Condamner la société [5] aux dépens

Conformément à l'article 455 du code de procédure civile, il est renvoyé aux écritures des parties pour un plus ample exposé des prétentions et moyens.

Motifs

La société [5] sollicite à titre principal l'annulation de l'entier redressement.

Sur le non-respect de la procédure applicable

La société reproche à l'Urssaf d'avoir fait application des dispositions de l'article R 243-59 du Code de la sécurité sociale alors que la procédure concerne la mise en 'uvre de la solidarité financière et non un contrôle direct de la société.

En l'espèce, il y a lieu de rappeler que l'article R.243-59 du Code de la sécurité sociale dispose

l.-Tout contrôle effectué en application de l'article L. 243-7 est précédé, au moins quinze jours avant la date de la première visite de l'agent chargé du contrôle, de l'envoi par l'organisme effectuant le contrôle des cotisations et contributions de sécurité sociale d'un avis de contrôle.

Toutefois, l'organisme n'est pas tenu à cet envoi dans le cas où le contrôle est effectué pour rechercher des infractions aux interdictions mentionnées à l'article L. 8221-1 du code du travail. Dans ce dernier cas, si l'organisme entend poursuivre le contrôle sur d'autres points de la réglementation, un avis de contrôle est envoyé selon les modalités définies au premier alinéa.

Lorsque la personne contrôlée est une personne morale, l'avis de contrôle est adressé à l'attention de son représentant légal et envoyé à l'adresse du siège social de l'entreprise ou le cas échéant à celle de son établissement principal, telles que ces informations ont été préalablement déclarées. Lorsque la personne contrôlée est une personne physique, il est adressé à son domicile ou à défaut à son adresse professionnelle telles que ces informations ont été préalablement déclarées.

### Données fournies
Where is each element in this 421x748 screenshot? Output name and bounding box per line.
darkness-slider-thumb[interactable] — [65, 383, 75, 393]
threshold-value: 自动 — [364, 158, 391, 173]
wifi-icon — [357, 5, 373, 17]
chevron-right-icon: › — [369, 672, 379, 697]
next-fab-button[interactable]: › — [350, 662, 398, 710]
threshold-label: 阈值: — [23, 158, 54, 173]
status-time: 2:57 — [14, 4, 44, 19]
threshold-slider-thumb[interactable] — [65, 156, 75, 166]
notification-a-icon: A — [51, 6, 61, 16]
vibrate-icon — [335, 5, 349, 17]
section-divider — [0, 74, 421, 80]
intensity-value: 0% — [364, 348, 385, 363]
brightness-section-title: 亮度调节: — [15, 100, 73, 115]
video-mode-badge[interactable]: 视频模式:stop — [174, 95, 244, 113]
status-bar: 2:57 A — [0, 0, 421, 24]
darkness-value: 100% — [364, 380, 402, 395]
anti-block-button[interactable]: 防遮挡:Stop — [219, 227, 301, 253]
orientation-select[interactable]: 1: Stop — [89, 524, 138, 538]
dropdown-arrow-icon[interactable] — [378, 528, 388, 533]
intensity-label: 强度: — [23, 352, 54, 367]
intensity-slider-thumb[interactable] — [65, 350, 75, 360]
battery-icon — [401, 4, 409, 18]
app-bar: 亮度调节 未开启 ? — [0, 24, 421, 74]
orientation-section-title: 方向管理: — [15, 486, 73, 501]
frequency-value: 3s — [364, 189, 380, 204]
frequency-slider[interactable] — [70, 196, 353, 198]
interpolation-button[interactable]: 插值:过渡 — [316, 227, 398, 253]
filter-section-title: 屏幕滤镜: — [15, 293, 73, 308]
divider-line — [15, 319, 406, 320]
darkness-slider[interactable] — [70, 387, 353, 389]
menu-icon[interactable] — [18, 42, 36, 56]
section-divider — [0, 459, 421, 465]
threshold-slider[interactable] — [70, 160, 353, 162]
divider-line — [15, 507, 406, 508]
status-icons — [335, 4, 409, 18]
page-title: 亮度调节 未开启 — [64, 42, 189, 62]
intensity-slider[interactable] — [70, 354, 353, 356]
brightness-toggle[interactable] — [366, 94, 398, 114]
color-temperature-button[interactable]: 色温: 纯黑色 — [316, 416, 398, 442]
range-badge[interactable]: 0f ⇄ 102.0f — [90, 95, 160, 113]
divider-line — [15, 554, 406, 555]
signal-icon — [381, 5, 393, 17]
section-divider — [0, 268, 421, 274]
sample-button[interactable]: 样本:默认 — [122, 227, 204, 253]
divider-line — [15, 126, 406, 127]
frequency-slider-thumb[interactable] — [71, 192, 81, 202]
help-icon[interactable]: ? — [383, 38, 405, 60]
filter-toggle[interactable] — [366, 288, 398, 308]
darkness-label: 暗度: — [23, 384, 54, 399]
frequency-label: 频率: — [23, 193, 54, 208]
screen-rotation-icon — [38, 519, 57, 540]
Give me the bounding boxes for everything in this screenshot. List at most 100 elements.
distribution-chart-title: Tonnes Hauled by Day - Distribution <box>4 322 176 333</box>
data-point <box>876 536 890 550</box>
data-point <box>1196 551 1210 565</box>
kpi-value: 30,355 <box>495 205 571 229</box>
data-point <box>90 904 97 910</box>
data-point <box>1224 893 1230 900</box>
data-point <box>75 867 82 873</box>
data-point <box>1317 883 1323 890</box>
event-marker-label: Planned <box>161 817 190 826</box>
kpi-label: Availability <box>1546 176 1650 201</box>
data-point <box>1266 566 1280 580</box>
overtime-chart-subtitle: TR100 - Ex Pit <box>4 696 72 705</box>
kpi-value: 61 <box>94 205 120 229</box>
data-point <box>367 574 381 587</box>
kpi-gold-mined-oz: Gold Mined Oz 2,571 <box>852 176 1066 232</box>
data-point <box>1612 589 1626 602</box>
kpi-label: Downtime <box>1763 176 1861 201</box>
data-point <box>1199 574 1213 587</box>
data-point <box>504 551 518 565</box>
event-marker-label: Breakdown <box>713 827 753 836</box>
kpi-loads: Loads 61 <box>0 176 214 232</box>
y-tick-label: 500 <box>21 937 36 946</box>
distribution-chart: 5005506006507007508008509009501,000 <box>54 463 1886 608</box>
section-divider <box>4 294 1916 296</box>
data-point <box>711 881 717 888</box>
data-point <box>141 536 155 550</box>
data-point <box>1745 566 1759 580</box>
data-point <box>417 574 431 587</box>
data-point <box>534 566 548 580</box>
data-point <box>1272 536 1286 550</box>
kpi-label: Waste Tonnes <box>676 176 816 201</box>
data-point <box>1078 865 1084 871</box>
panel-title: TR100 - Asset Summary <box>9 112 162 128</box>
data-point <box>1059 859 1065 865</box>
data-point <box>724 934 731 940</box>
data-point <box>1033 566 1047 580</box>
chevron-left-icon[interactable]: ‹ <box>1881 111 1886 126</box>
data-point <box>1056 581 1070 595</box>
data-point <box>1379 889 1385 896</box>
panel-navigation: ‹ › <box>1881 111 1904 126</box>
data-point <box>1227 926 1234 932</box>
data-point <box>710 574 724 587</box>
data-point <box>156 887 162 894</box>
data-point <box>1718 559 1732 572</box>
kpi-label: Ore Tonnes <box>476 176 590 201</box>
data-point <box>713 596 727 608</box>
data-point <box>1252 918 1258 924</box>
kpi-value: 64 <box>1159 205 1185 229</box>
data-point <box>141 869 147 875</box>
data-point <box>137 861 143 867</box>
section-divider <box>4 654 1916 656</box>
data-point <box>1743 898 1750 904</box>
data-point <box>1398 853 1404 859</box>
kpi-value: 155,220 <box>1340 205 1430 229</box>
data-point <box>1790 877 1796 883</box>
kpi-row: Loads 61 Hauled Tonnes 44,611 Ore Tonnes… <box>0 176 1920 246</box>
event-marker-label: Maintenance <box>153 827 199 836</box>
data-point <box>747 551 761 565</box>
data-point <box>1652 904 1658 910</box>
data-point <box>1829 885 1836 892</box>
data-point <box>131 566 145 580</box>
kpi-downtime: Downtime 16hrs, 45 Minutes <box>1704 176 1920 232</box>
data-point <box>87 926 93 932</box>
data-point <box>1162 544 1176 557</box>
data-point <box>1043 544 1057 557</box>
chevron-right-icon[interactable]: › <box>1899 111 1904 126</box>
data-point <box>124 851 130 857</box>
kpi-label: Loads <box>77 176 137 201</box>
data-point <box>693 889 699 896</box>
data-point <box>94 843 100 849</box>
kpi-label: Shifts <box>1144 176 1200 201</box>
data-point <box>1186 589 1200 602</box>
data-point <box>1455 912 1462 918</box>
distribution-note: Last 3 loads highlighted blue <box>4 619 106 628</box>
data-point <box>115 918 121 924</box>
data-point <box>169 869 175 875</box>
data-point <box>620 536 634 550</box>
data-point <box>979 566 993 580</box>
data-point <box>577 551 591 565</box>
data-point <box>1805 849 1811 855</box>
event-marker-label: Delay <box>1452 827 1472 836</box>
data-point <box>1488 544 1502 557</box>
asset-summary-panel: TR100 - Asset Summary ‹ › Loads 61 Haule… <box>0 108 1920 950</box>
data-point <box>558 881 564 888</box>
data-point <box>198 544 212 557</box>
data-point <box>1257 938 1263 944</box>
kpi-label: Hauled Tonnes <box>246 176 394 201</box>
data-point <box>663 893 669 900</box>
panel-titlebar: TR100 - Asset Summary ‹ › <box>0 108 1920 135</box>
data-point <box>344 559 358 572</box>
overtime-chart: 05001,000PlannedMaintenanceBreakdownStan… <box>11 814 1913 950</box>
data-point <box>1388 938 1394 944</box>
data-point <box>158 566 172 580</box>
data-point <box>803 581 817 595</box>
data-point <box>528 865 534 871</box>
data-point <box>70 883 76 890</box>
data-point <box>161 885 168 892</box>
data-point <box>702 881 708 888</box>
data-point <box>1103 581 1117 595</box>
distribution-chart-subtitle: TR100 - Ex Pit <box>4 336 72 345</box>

### Consignes
**A.** Répondez à ces questions sur l'extrait choisi :
(i) Que sollicite la société [5] à titre principal ?
(ii) Au moins combien de jours avant la première visite de l'agent l'avis de contrôle doit-il être envoyé ?
(iii) Où l'avis de contrôle est-il adressé lorsque la personne contrôlée est une personne physique ?
**B.** Modifiez le passage de l'extrait choisi qui commence par « La société [5] sollicite » et se poursuit jusqu'à « de la société. », en y remplaçant « redressement » par « rappel de cotisations ».
**C.** D'après l'extrait choisi, pourquoi la société reproche-t-elle à l'Urssaf d'avoir appliqué l'article R 243-59 du Code de la sécurité sociale ? Répondez en une à trois phrases.
Les enregistrements proviennent d'une autre source.

### Réponses
**A.**
(i) L'annulation de l'entier redressement.
(ii) Au moins quinze jours.
(iii) À son domicile ou, à défaut, à son adresse professionnelle, telles que ces informations ont été préalablement déclarées.

**B.**
La société [5] sollicite à titre principal l'annulation de l'entier rappel de cotisations.

Sur le non-respect de la procédure applicable

La société reproche à l'Urssaf d'avoir fait application des dispositions de l'article R 243-59 du Code de la sécurité sociale alors que la procédure concerne la mise en 'uvre de la solidarité financière et non un contrôle direct de la société.

**C.** La société estime que la procédure porte sur la mise en application de la solidarité financière. Selon elle, il ne s'agit pas d'un contrôle direct de la société.